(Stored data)

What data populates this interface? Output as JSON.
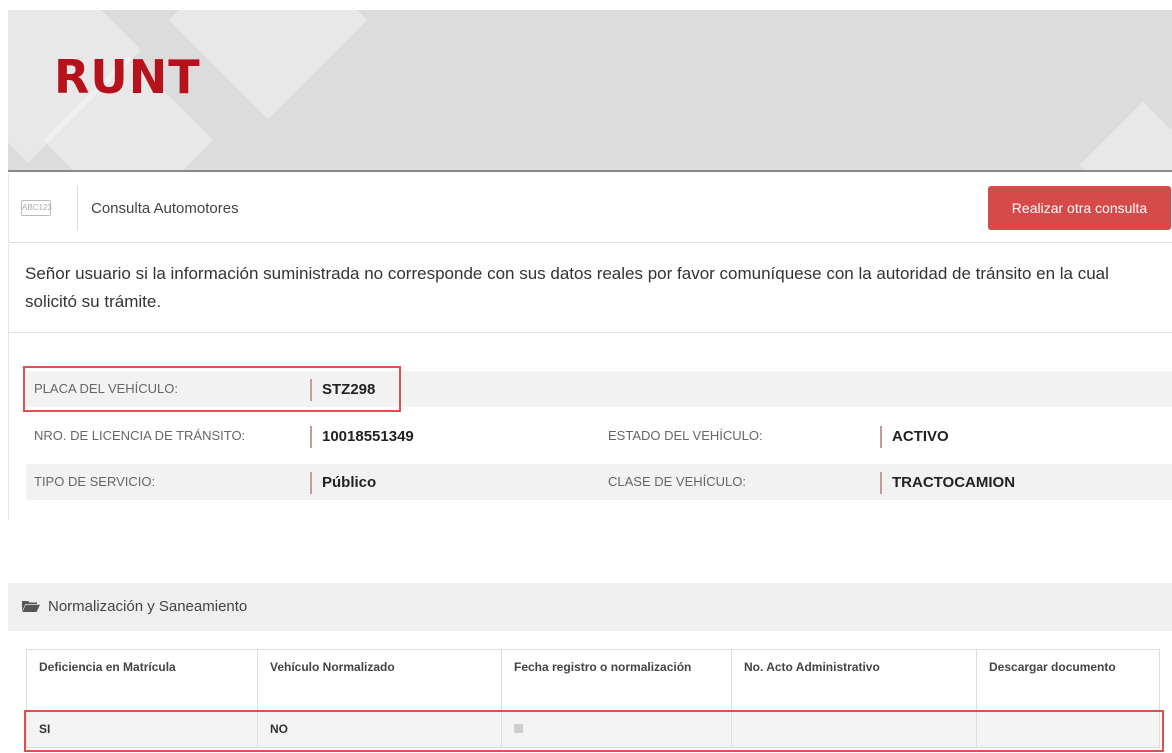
{
  "header": {
    "logo_text": "RUNT"
  },
  "bar": {
    "icon_text": "ABC123",
    "title": "Consulta Automotores",
    "button_label": "Realizar otra consulta"
  },
  "notice": "Señor usuario si la información suministrada no corresponde con sus datos reales por favor comuníquese con la autoridad de tránsito en la cual solicitó su trámite.",
  "vehicle": {
    "placa_label": "PLACA DEL VEHÍCULO:",
    "placa_value": "STZ298",
    "licencia_label": "NRO. DE LICENCIA DE TRÁNSITO:",
    "licencia_value": "10018551349",
    "estado_label": "ESTADO DEL VEHÍCULO:",
    "estado_value": "ACTIVO",
    "servicio_label": "TIPO DE SERVICIO:",
    "servicio_value": "Público",
    "clase_label": "CLASE DE VEHÍCULO:",
    "clase_value": "TRACTOCAMION"
  },
  "section": {
    "title": "Normalización y Saneamiento",
    "columns": [
      "Deficiencia en Matrícula",
      "Vehículo Normalizado",
      "Fecha registro o normalización",
      "No. Acto Administrativo",
      "Descargar documento"
    ],
    "row": [
      "SI",
      "NO",
      "",
      "",
      ""
    ]
  },
  "colors": {
    "brand": "#b5121b",
    "button": "#d64a4a",
    "highlight": "#e05050"
  },
  "icons": {
    "bar_icon": "abc123-icon",
    "section_icon": "folder-open-icon",
    "date_icon": "calendar-icon"
  }
}
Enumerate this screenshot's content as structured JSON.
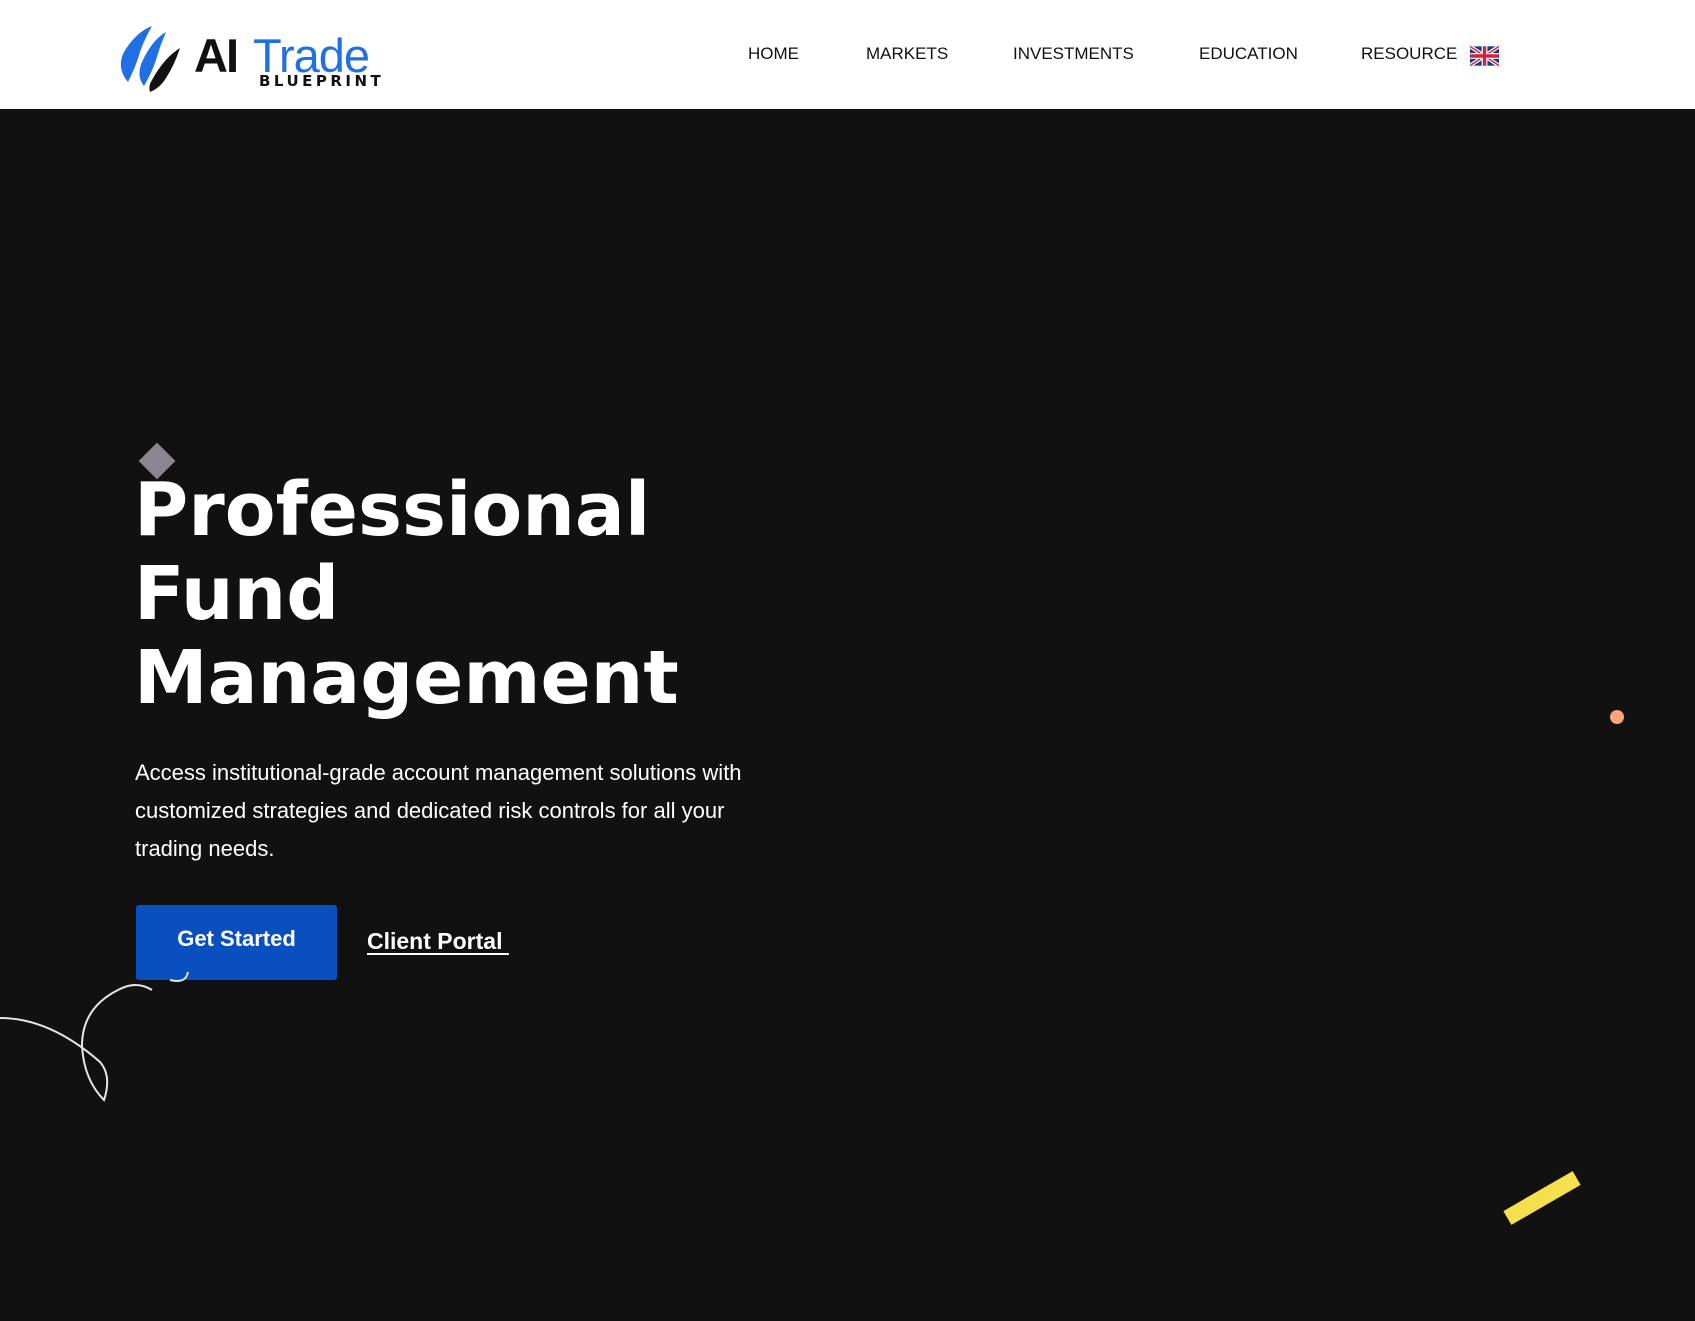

# EXERCISE:
Copy every line in the entries above that has the string "title" in it.

# SOLUTION TO THIS TASK:
    "title": "Consulta Automotores",
    "title": "Normalización y Saneamiento",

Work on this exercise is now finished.